§ INFORMATION SUPPLIED:
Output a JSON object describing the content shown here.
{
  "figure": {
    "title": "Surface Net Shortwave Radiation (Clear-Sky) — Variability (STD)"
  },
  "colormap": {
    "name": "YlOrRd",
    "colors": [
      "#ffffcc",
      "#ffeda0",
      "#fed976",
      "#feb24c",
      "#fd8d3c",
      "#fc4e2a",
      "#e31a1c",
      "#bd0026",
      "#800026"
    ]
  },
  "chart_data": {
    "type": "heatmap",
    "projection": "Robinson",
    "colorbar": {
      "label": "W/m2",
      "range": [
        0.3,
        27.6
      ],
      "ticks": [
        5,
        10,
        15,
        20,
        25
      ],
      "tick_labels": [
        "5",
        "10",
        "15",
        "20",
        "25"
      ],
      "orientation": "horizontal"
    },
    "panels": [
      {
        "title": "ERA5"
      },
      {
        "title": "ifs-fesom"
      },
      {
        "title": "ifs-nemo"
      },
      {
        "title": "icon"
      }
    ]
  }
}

§ TASK REQUIREMENTS: Each line with the string "title" in it needs to be found and copied.

§ SOLVED EXERCISE:
    "title": "Surface Net Shortwave Radiation (Clear-Sky) — Variability (STD)"
        "title": "ERA5"
        "title": "ifs-fesom"
        "title": "ifs-nemo"
        "title": "icon"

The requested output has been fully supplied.